### Task requirements
Reproduce the full listing below unchanged, apart from the pictures.

### Source records
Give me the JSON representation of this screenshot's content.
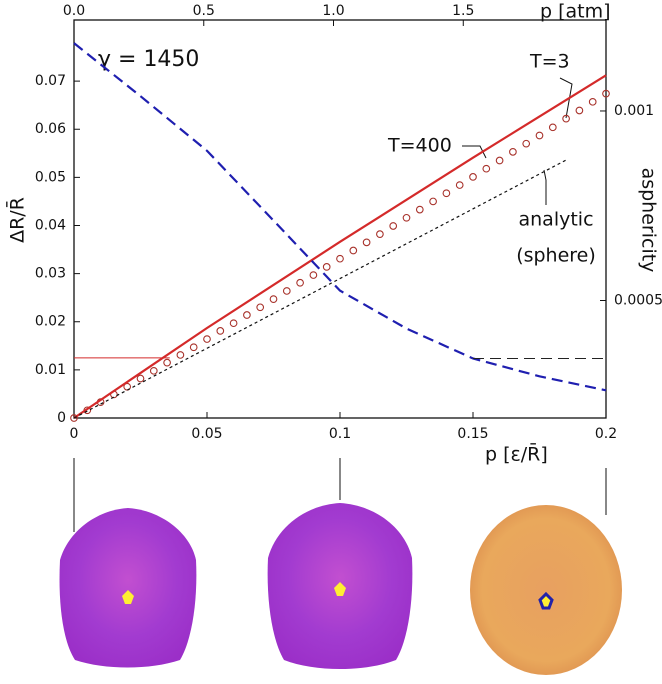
{
  "chart_data": {
    "type": "line",
    "x_label": "p [ε/R̄]",
    "x2_label": "p [atm]",
    "y_label": "ΔR/R̄",
    "y2_label": "asphericity",
    "annotation": "γ = 1450",
    "xlim": [
      0,
      0.2
    ],
    "xticks": [
      0,
      0.05,
      0.1,
      0.15,
      0.2
    ],
    "ylim": [
      0,
      0.0827
    ],
    "yticks": [
      0,
      0.01,
      0.02,
      0.03,
      0.04,
      0.05,
      0.06,
      0.07
    ],
    "x2lim": [
      0,
      2.05
    ],
    "x2ticks": [
      {
        "value": 0,
        "label": "0.0"
      },
      0.5,
      {
        "value": 1,
        "label": "1.0"
      },
      1.5
    ],
    "y2lim": [
      0.00019,
      0.00124
    ],
    "y2ticks": [
      0.0005,
      0.001
    ],
    "series": [
      {
        "name": "T=3",
        "color": "#a8322b",
        "style": "markers",
        "x": [
          0,
          0.005,
          0.01,
          0.015,
          0.02,
          0.025,
          0.03,
          0.035,
          0.04,
          0.045,
          0.05,
          0.055,
          0.06,
          0.065,
          0.07,
          0.075,
          0.08,
          0.085,
          0.09,
          0.095,
          0.1,
          0.105,
          0.11,
          0.115,
          0.12,
          0.125,
          0.13,
          0.135,
          0.14,
          0.145,
          0.15,
          0.155,
          0.16,
          0.165,
          0.17,
          0.175,
          0.18,
          0.185,
          0.19,
          0.195,
          0.2
        ],
        "values": [
          0,
          0.0016,
          0.0033,
          0.0049,
          0.0065,
          0.0082,
          0.0098,
          0.0115,
          0.0131,
          0.0147,
          0.0164,
          0.0181,
          0.0197,
          0.0214,
          0.023,
          0.0247,
          0.0264,
          0.0281,
          0.0297,
          0.0314,
          0.0331,
          0.0348,
          0.0365,
          0.0382,
          0.0399,
          0.0416,
          0.0433,
          0.045,
          0.0467,
          0.0484,
          0.0501,
          0.0518,
          0.0535,
          0.0553,
          0.057,
          0.0587,
          0.0604,
          0.0622,
          0.0639,
          0.0657,
          0.0674
        ]
      },
      {
        "name": "T=400",
        "color": "#d42a2a",
        "style": "solid",
        "x": [
          0,
          0.05,
          0.1,
          0.15,
          0.2
        ],
        "values": [
          0,
          0.0187,
          0.0366,
          0.0541,
          0.0712
        ]
      },
      {
        "label_lines": [
          "analytic",
          "(sphere)"
        ],
        "color": "#111111",
        "style": "dotted",
        "x": [
          0,
          0.185
        ],
        "values": [
          0,
          0.0536
        ]
      },
      {
        "color": "#1f1fb0",
        "style": "dashed",
        "axis": "y2",
        "x": [
          0,
          0.025,
          0.05,
          0.075,
          0.1,
          0.125,
          0.15,
          0.175,
          0.2
        ],
        "values": [
          0.001179,
          0.001039,
          0.000895,
          0.000711,
          0.000526,
          0.000426,
          0.000347,
          0.0003,
          0.000263
        ]
      }
    ],
    "reference_lines": [
      {
        "axis": "y",
        "value": 0.0125,
        "x": [
          0,
          0.036
        ],
        "color": "#d42a2a",
        "style": "solid"
      },
      {
        "axis": "y2",
        "value": 0.000347,
        "x": [
          0.15,
          0.2
        ],
        "color": "#222222",
        "style": "dashed"
      }
    ]
  }
}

### Response below
Give me the JSON representation of this screenshot's content.
{
  "chart_data": {
    "type": "line",
    "x_label": "p [ε/R̄]",
    "x2_label": "p [atm]",
    "y_label": "ΔR/R̄",
    "y2_label": "asphericity",
    "annotation": "γ = 1450",
    "xlim": [
      0,
      0.2
    ],
    "xticks": [
      0,
      0.05,
      0.1,
      0.15,
      0.2
    ],
    "ylim": [
      0,
      0.0827
    ],
    "yticks": [
      0,
      0.01,
      0.02,
      0.03,
      0.04,
      0.05,
      0.06,
      0.07
    ],
    "x2lim": [
      0,
      2.05
    ],
    "x2ticks": [
      {
        "value": 0,
        "label": "0.0"
      },
      0.5,
      {
        "value": 1,
        "label": "1.0"
      },
      1.5
    ],
    "y2lim": [
      0.00019,
      0.00124
    ],
    "y2ticks": [
      0.0005,
      0.001
    ],
    "series": [
      {
        "name": "T=3",
        "color": "#a8322b",
        "style": "markers",
        "x": [
          0,
          0.005,
          0.01,
          0.015,
          0.02,
          0.025,
          0.03,
          0.035,
          0.04,
          0.045,
          0.05,
          0.055,
          0.06,
          0.065,
          0.07,
          0.075,
          0.08,
          0.085,
          0.09,
          0.095,
          0.1,
          0.105,
          0.11,
          0.115,
          0.12,
          0.125,
          0.13,
          0.135,
          0.14,
          0.145,
          0.15,
          0.155,
          0.16,
          0.165,
          0.17,
          0.175,
          0.18,
          0.185,
          0.19,
          0.195,
          0.2
        ],
        "values": [
          0,
          0.0016,
          0.0033,
          0.0049,
          0.0065,
          0.0082,
          0.0098,
          0.0115,
          0.0131,
          0.0147,
          0.0164,
          0.0181,
          0.0197,
          0.0214,
          0.023,
          0.0247,
          0.0264,
          0.0281,
          0.0297,
          0.0314,
          0.0331,
          0.0348,
          0.0365,
          0.0382,
          0.0399,
          0.0416,
          0.0433,
          0.045,
          0.0467,
          0.0484,
          0.0501,
          0.0518,
          0.0535,
          0.0553,
          0.057,
          0.0587,
          0.0604,
          0.0622,
          0.0639,
          0.0657,
          0.0674
        ]
      },
      {
        "name": "T=400",
        "color": "#d42a2a",
        "style": "solid",
        "x": [
          0,
          0.05,
          0.1,
          0.15,
          0.2
        ],
        "values": [
          0,
          0.0187,
          0.0366,
          0.0541,
          0.0712
        ]
      },
      {
        "label_lines": [
          "analytic",
          "(sphere)"
        ],
        "color": "#111111",
        "style": "dotted",
        "x": [
          0,
          0.185
        ],
        "values": [
          0,
          0.0536
        ]
      },
      {
        "color": "#1f1fb0",
        "style": "dashed",
        "axis": "y2",
        "x": [
          0,
          0.025,
          0.05,
          0.075,
          0.1,
          0.125,
          0.15,
          0.175,
          0.2
        ],
        "values": [
          0.001179,
          0.001039,
          0.000895,
          0.000711,
          0.000526,
          0.000426,
          0.000347,
          0.0003,
          0.000263
        ]
      }
    ],
    "reference_lines": [
      {
        "axis": "y",
        "value": 0.0125,
        "x": [
          0,
          0.036
        ],
        "color": "#d42a2a",
        "style": "solid"
      },
      {
        "axis": "y2",
        "value": 0.000347,
        "x": [
          0.15,
          0.2
        ],
        "color": "#222222",
        "style": "dashed"
      }
    ]
  }
}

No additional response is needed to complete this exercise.